** begin **

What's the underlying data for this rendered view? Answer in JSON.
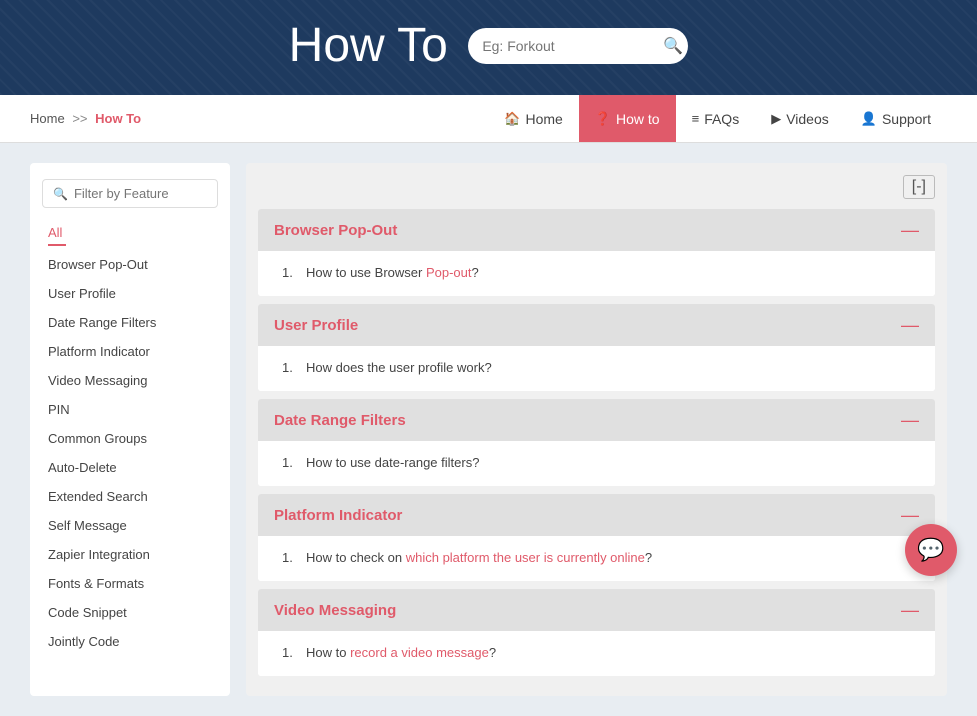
{
  "header": {
    "title": "How To",
    "search_placeholder": "Eg: Forkout"
  },
  "breadcrumb": {
    "home": "Home",
    "separator": ">>",
    "current": "How To"
  },
  "nav_tabs": [
    {
      "label": "Home",
      "icon": "🏠",
      "active": false
    },
    {
      "label": "How to",
      "icon": "❓",
      "active": true
    },
    {
      "label": "FAQs",
      "icon": "≡",
      "active": false
    },
    {
      "label": "Videos",
      "icon": "▶",
      "active": false
    },
    {
      "label": "Support",
      "icon": "👤",
      "active": false
    }
  ],
  "sidebar": {
    "search_placeholder": "Filter by Feature",
    "items": [
      {
        "label": "All",
        "active": true
      },
      {
        "label": "Browser Pop-Out",
        "active": false
      },
      {
        "label": "User Profile",
        "active": false
      },
      {
        "label": "Date Range Filters",
        "active": false
      },
      {
        "label": "Platform Indicator",
        "active": false
      },
      {
        "label": "Video Messaging",
        "active": false
      },
      {
        "label": "PIN",
        "active": false
      },
      {
        "label": "Common Groups",
        "active": false
      },
      {
        "label": "Auto-Delete",
        "active": false
      },
      {
        "label": "Extended Search",
        "active": false
      },
      {
        "label": "Self Message",
        "active": false
      },
      {
        "label": "Zapier Integration",
        "active": false
      },
      {
        "label": "Fonts & Formats",
        "active": false
      },
      {
        "label": "Code Snippet",
        "active": false
      },
      {
        "label": "Jointly Code",
        "active": false
      }
    ]
  },
  "collapse_btn": "[-]",
  "sections": [
    {
      "title": "Browser Pop-Out",
      "items": [
        {
          "num": "1.",
          "text_before": "How to use Browser ",
          "link": "Pop-out",
          "text_after": "?"
        }
      ]
    },
    {
      "title": "User Profile",
      "items": [
        {
          "num": "1.",
          "text_before": "How does the user profile work?",
          "link": "",
          "text_after": ""
        }
      ]
    },
    {
      "title": "Date Range Filters",
      "items": [
        {
          "num": "1.",
          "text_before": "How to use date-range filters?",
          "link": "",
          "text_after": ""
        }
      ]
    },
    {
      "title": "Platform Indicator",
      "items": [
        {
          "num": "1.",
          "text_before": "How to check on ",
          "link": "which platform the user is currently online",
          "text_after": "?"
        }
      ]
    },
    {
      "title": "Video Messaging",
      "items": [
        {
          "num": "1.",
          "text_before": "How to ",
          "link": "record a video message",
          "text_after": "?"
        }
      ]
    }
  ]
}
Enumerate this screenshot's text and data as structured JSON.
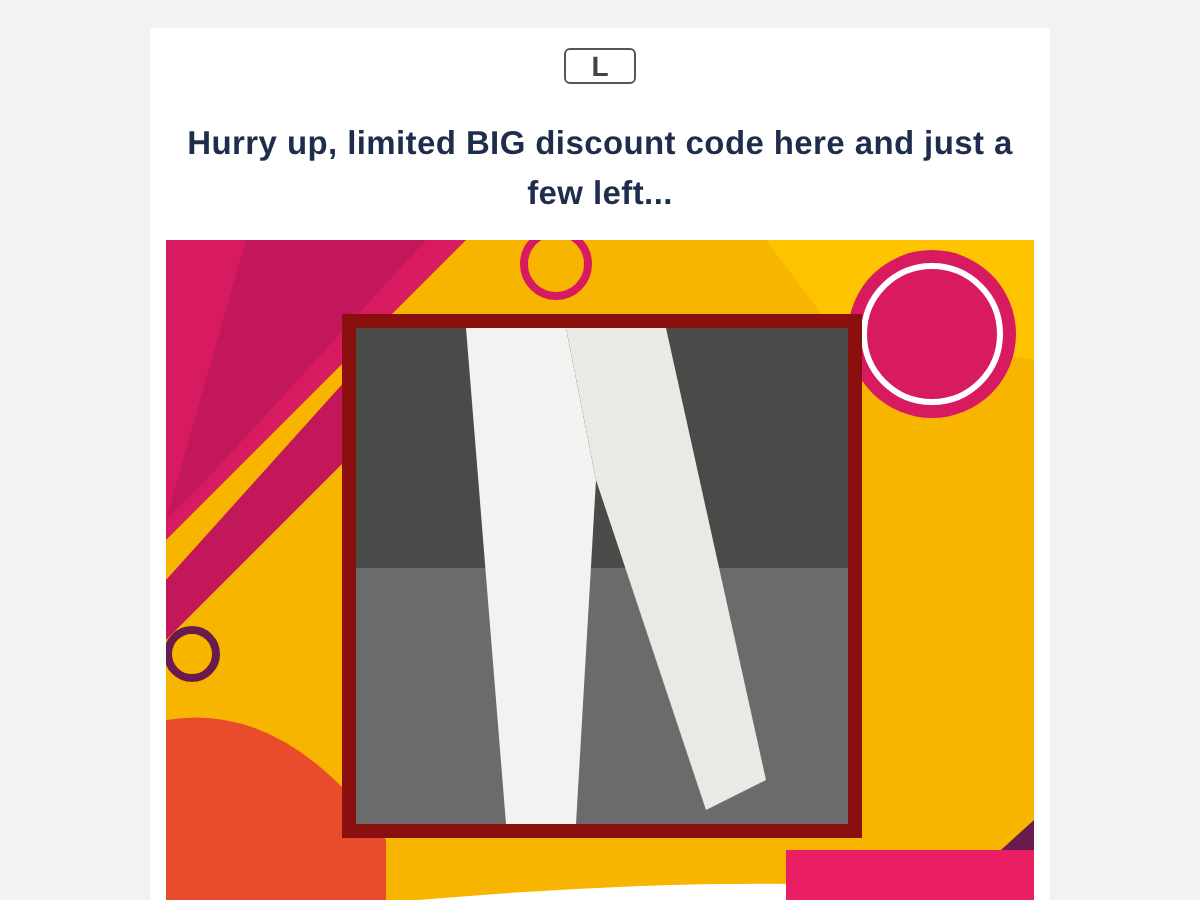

** end **

Every line of the material is to be quoted exactly, with no pictures carried over.

**Correct output:**
What's the underlying data for this rendered view? Answer in JSON.
{
  "header": {
    "title": "How To",
    "search_placeholder": "Eg: Forkout"
  },
  "breadcrumb": {
    "home": "Home",
    "separator": ">>",
    "current": "How To"
  },
  "nav_tabs": [
    {
      "label": "Home",
      "icon": "🏠",
      "active": false
    },
    {
      "label": "How to",
      "icon": "❓",
      "active": true
    },
    {
      "label": "FAQs",
      "icon": "≡",
      "active": false
    },
    {
      "label": "Videos",
      "icon": "▶",
      "active": false
    },
    {
      "label": "Support",
      "icon": "👤",
      "active": false
    }
  ],
  "sidebar": {
    "search_placeholder": "Filter by Feature",
    "items": [
      {
        "label": "All",
        "active": true
      },
      {
        "label": "Browser Pop-Out",
        "active": false
      },
      {
        "label": "User Profile",
        "active": false
      },
      {
        "label": "Date Range Filters",
        "active": false
      },
      {
        "label": "Platform Indicator",
        "active": false
      },
      {
        "label": "Video Messaging",
        "active": false
      },
      {
        "label": "PIN",
        "active": false
      },
      {
        "label": "Common Groups",
        "active": false
      },
      {
        "label": "Auto-Delete",
        "active": false
      },
      {
        "label": "Extended Search",
        "active": false
      },
      {
        "label": "Self Message",
        "active": false
      },
      {
        "label": "Zapier Integration",
        "active": false
      },
      {
        "label": "Fonts & Formats",
        "active": false
      },
      {
        "label": "Code Snippet",
        "active": false
      },
      {
        "label": "Jointly Code",
        "active": false
      }
    ]
  },
  "collapse_btn": "[-]",
  "sections": [
    {
      "title": "Browser Pop-Out",
      "items": [
        {
          "num": "1.",
          "text_before": "How to use Browser ",
          "link": "Pop-out",
          "text_after": "?"
        }
      ]
    },
    {
      "title": "User Profile",
      "items": [
        {
          "num": "1.",
          "text_before": "How does the user profile work?",
          "link": "",
          "text_after": ""
        }
      ]
    },
    {
      "title": "Date Range Filters",
      "items": [
        {
          "num": "1.",
          "text_before": "How to use date-range filters?",
          "link": "",
          "text_after": ""
        }
      ]
    },
    {
      "title": "Platform Indicator",
      "items": [
        {
          "num": "1.",
          "text_before": "How to check on ",
          "link": "which platform the user is currently online",
          "text_after": "?"
        }
      ]
    },
    {
      "title": "Video Messaging",
      "items": [
        {
          "num": "1.",
          "text_before": "How to ",
          "link": "record a video message",
          "text_after": "?"
        }
      ]
    }
  ]
}
Enumerate this screenshot's text and data as structured JSON.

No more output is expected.